Description of the task: Repeat each entry as written, dropping any picture you find.

** Begin Data listing **

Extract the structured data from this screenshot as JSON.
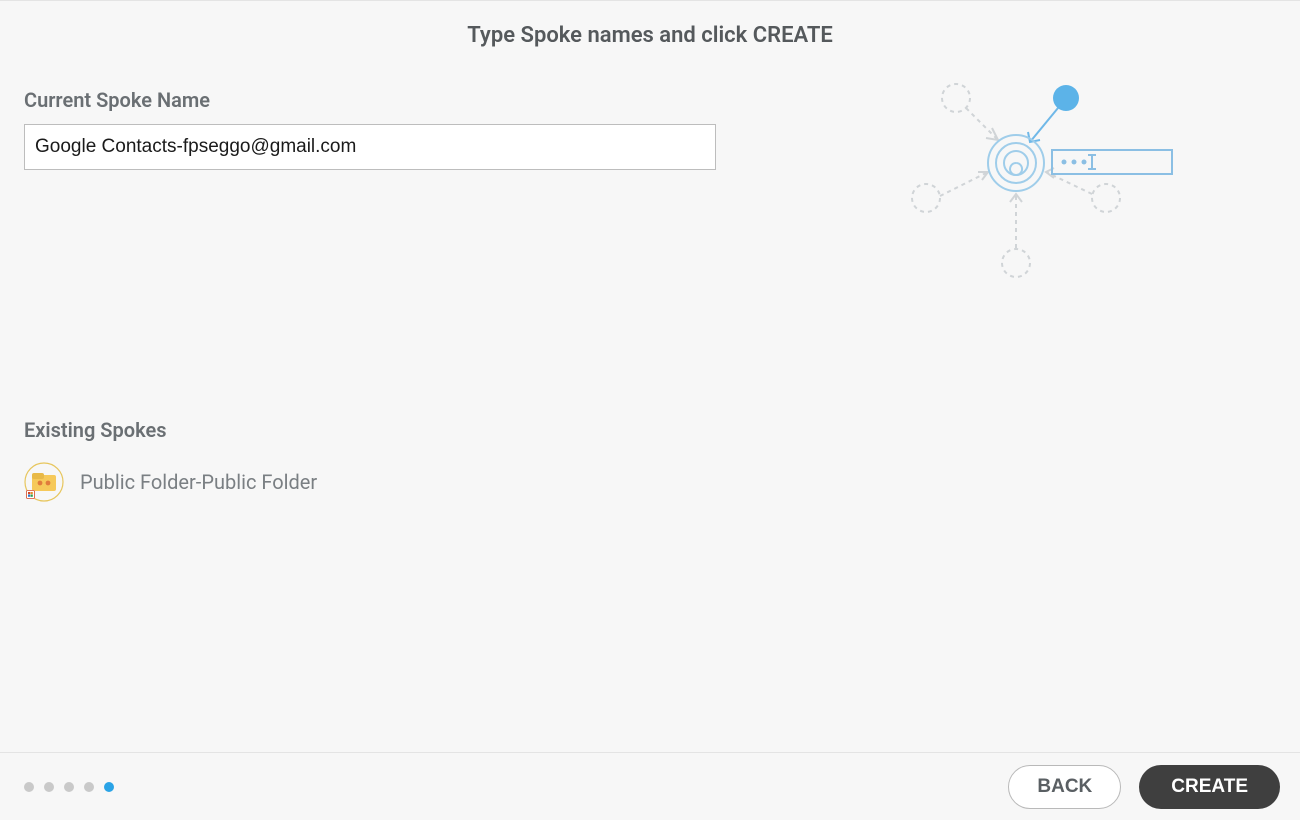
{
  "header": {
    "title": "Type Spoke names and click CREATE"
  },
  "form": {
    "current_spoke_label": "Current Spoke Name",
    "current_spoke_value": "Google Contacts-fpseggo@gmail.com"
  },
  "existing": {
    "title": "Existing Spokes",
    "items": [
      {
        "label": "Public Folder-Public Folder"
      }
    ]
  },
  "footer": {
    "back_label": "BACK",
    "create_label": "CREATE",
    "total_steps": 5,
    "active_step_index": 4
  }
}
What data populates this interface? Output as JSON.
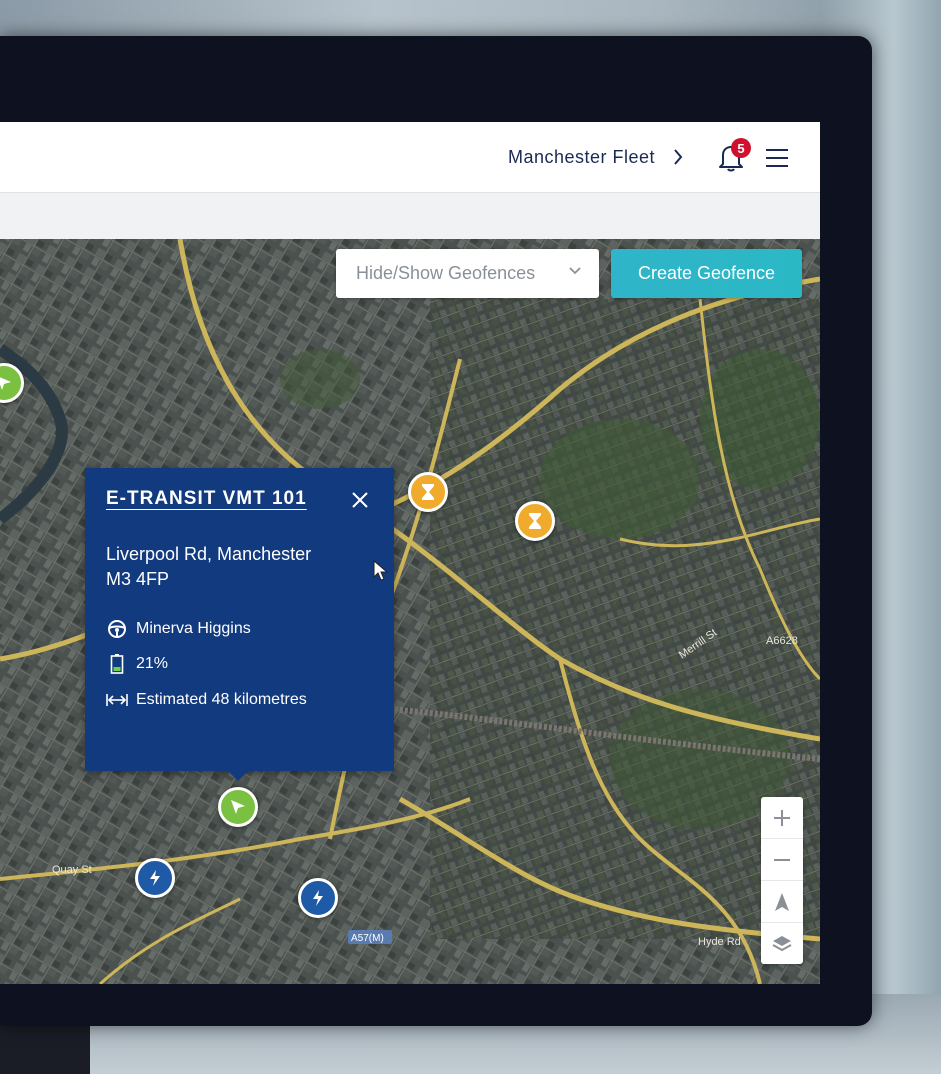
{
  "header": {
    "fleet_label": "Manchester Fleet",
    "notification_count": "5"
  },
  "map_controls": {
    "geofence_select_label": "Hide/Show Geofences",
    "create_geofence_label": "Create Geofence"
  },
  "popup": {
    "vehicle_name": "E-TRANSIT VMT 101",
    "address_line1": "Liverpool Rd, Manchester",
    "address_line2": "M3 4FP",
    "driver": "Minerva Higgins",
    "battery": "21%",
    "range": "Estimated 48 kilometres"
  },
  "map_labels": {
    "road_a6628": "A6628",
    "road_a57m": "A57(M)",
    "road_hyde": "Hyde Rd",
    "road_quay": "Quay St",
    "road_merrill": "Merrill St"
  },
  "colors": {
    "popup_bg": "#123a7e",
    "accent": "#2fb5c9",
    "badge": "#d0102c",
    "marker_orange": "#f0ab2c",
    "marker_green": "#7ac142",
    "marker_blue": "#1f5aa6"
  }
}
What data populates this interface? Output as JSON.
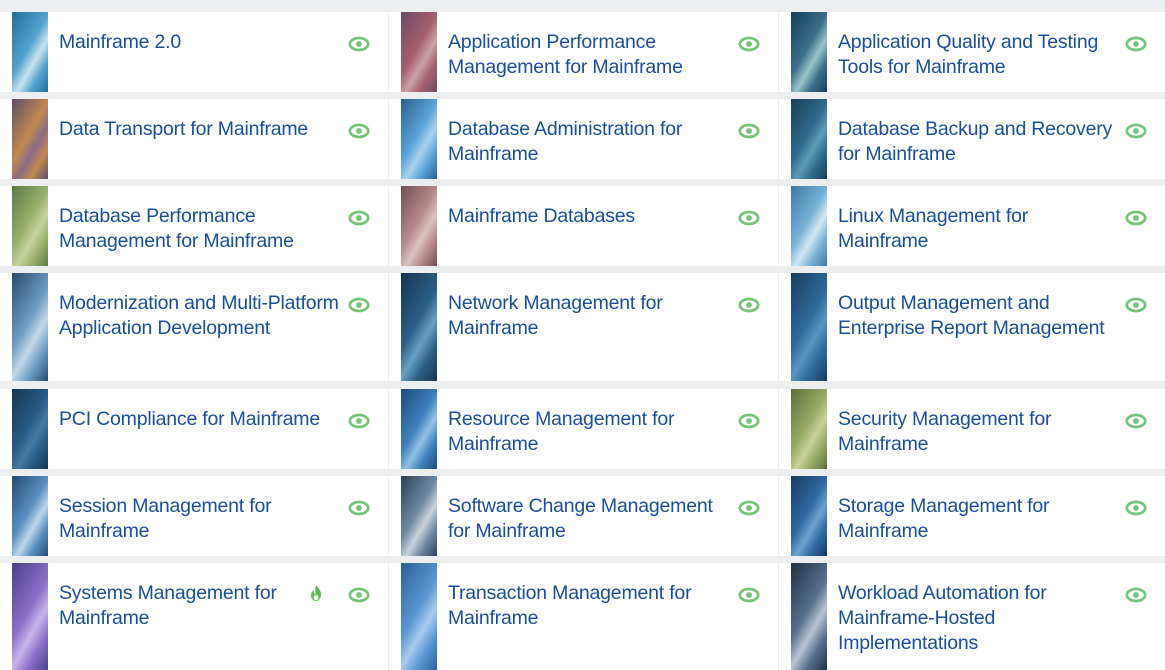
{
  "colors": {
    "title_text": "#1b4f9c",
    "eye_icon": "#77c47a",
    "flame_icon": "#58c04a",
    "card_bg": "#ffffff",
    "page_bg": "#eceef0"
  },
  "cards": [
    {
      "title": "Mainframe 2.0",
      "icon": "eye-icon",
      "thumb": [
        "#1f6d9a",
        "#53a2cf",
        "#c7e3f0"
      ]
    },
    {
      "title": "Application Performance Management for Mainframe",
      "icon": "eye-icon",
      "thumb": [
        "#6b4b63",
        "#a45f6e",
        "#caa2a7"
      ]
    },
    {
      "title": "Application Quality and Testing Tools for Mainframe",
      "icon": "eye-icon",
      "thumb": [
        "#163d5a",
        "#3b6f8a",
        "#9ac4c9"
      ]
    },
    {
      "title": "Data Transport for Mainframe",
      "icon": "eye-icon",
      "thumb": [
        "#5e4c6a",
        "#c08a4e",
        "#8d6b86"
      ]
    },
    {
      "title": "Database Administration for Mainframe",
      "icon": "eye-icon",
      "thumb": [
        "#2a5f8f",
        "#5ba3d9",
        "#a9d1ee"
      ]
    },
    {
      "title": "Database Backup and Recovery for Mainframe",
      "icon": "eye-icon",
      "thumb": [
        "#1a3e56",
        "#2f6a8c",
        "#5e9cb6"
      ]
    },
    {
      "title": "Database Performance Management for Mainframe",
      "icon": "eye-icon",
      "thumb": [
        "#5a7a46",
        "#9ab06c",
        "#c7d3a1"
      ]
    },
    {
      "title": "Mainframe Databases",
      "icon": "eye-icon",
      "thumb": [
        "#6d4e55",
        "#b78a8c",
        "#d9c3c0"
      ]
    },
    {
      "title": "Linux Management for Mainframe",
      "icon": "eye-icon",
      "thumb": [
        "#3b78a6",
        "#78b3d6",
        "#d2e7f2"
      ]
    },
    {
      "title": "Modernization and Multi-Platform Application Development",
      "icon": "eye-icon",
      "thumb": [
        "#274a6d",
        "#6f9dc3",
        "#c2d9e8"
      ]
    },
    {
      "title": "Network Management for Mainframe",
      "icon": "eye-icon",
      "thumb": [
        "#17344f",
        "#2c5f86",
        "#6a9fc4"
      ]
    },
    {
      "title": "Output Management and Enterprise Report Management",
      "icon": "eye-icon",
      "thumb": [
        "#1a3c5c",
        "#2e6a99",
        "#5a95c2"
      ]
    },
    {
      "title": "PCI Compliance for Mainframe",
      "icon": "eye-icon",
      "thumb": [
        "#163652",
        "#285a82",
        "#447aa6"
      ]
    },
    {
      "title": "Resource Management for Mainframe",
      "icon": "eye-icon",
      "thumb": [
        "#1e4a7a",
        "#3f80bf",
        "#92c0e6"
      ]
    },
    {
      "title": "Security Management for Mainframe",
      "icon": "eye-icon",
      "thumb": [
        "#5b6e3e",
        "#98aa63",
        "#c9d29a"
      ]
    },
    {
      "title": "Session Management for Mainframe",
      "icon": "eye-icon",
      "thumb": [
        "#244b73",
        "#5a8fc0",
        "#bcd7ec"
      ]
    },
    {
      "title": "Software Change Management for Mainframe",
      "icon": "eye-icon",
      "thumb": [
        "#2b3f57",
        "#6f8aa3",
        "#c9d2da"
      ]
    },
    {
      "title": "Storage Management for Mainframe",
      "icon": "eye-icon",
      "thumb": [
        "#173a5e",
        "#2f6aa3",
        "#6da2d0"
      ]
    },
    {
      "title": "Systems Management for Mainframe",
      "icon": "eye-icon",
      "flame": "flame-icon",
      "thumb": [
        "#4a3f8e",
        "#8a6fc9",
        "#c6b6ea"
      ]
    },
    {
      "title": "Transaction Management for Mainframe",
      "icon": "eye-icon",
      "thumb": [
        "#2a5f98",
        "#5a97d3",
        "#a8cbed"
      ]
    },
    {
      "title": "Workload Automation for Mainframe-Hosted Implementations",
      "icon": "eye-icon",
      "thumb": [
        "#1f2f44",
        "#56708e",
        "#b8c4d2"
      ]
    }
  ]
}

** End Data listing **

Result below:
Extract the structured data from this screenshot as JSON.
{
  "header": {
    "title": "Type Spoke names and click CREATE"
  },
  "form": {
    "current_spoke_label": "Current Spoke Name",
    "current_spoke_value": "Google Contacts-fpseggo@gmail.com"
  },
  "existing": {
    "title": "Existing Spokes",
    "items": [
      {
        "label": "Public Folder-Public Folder"
      }
    ]
  },
  "footer": {
    "back_label": "BACK",
    "create_label": "CREATE",
    "total_steps": 5,
    "active_step_index": 4
  }
}
What data populates this interface? Output as JSON.
{
  "header": {
    "fleet_label": "Manchester Fleet",
    "notification_count": "5"
  },
  "map_controls": {
    "geofence_select_label": "Hide/Show Geofences",
    "create_geofence_label": "Create Geofence"
  },
  "popup": {
    "vehicle_name": "E-TRANSIT VMT 101",
    "address_line1": "Liverpool Rd, Manchester",
    "address_line2": "M3 4FP",
    "driver": "Minerva Higgins",
    "battery": "21%",
    "range": "Estimated 48 kilometres"
  },
  "map_labels": {
    "road_a6628": "A6628",
    "road_a57m": "A57(M)",
    "road_hyde": "Hyde Rd",
    "road_quay": "Quay St",
    "road_merrill": "Merrill St"
  },
  "colors": {
    "popup_bg": "#123a7e",
    "accent": "#2fb5c9",
    "badge": "#d0102c",
    "marker_orange": "#f0ab2c",
    "marker_green": "#7ac142",
    "marker_blue": "#1f5aa6"
  }
}
What data populates this interface? Output as JSON.
{
  "colors": {
    "title_text": "#1b4f9c",
    "eye_icon": "#77c47a",
    "flame_icon": "#58c04a",
    "card_bg": "#ffffff",
    "page_bg": "#eceef0"
  },
  "cards": [
    {
      "title": "Mainframe 2.0",
      "icon": "eye-icon",
      "thumb": [
        "#1f6d9a",
        "#53a2cf",
        "#c7e3f0"
      ]
    },
    {
      "title": "Application Performance Management for Mainframe",
      "icon": "eye-icon",
      "thumb": [
        "#6b4b63",
        "#a45f6e",
        "#caa2a7"
      ]
    },
    {
      "title": "Application Quality and Testing Tools for Mainframe",
      "icon": "eye-icon",
      "thumb": [
        "#163d5a",
        "#3b6f8a",
        "#9ac4c9"
      ]
    },
    {
      "title": "Data Transport for Mainframe",
      "icon": "eye-icon",
      "thumb": [
        "#5e4c6a",
        "#c08a4e",
        "#8d6b86"
      ]
    },
    {
      "title": "Database Administration for Mainframe",
      "icon": "eye-icon",
      "thumb": [
        "#2a5f8f",
        "#5ba3d9",
        "#a9d1ee"
      ]
    },
    {
      "title": "Database Backup and Recovery for Mainframe",
      "icon": "eye-icon",
      "thumb": [
        "#1a3e56",
        "#2f6a8c",
        "#5e9cb6"
      ]
    },
    {
      "title": "Database Performance Management for Mainframe",
      "icon": "eye-icon",
      "thumb": [
        "#5a7a46",
        "#9ab06c",
        "#c7d3a1"
      ]
    },
    {
      "title": "Mainframe Databases",
      "icon": "eye-icon",
      "thumb": [
        "#6d4e55",
        "#b78a8c",
        "#d9c3c0"
      ]
    },
    {
      "title": "Linux Management for Mainframe",
      "icon": "eye-icon",
      "thumb": [
        "#3b78a6",
        "#78b3d6",
        "#d2e7f2"
      ]
    },
    {
      "title": "Modernization and Multi-Platform Application Development",
      "icon": "eye-icon",
      "thumb": [
        "#274a6d",
        "#6f9dc3",
        "#c2d9e8"
      ]
    },
    {
      "title": "Network Management for Mainframe",
      "icon": "eye-icon",
      "thumb": [
        "#17344f",
        "#2c5f86",
        "#6a9fc4"
      ]
    },
    {
      "title": "Output Management and Enterprise Report Management",
      "icon": "eye-icon",
      "thumb": [
        "#1a3c5c",
        "#2e6a99",
        "#5a95c2"
      ]
    },
    {
      "title": "PCI Compliance for Mainframe",
      "icon": "eye-icon",
      "thumb": [
        "#163652",
        "#285a82",
        "#447aa6"
      ]
    },
    {
      "title": "Resource Management for Mainframe",
      "icon": "eye-icon",
      "thumb": [
        "#1e4a7a",
        "#3f80bf",
        "#92c0e6"
      ]
    },
    {
      "title": "Security Management for Mainframe",
      "icon": "eye-icon",
      "thumb": [
        "#5b6e3e",
        "#98aa63",
        "#c9d29a"
      ]
    },
    {
      "title": "Session Management for Mainframe",
      "icon": "eye-icon",
      "thumb": [
        "#244b73",
        "#5a8fc0",
        "#bcd7ec"
      ]
    },
    {
      "title": "Software Change Management for Mainframe",
      "icon": "eye-icon",
      "thumb": [
        "#2b3f57",
        "#6f8aa3",
        "#c9d2da"
      ]
    },
    {
      "title": "Storage Management for Mainframe",
      "icon": "eye-icon",
      "thumb": [
        "#173a5e",
        "#2f6aa3",
        "#6da2d0"
      ]
    },
    {
      "title": "Systems Management for Mainframe",
      "icon": "eye-icon",
      "flame": "flame-icon",
      "thumb": [
        "#4a3f8e",
        "#8a6fc9",
        "#c6b6ea"
      ]
    },
    {
      "title": "Transaction Management for Mainframe",
      "icon": "eye-icon",
      "thumb": [
        "#2a5f98",
        "#5a97d3",
        "#a8cbed"
      ]
    },
    {
      "title": "Workload Automation for Mainframe-Hosted Implementations",
      "icon": "eye-icon",
      "thumb": [
        "#1f2f44",
        "#56708e",
        "#b8c4d2"
      ]
    }
  ]
}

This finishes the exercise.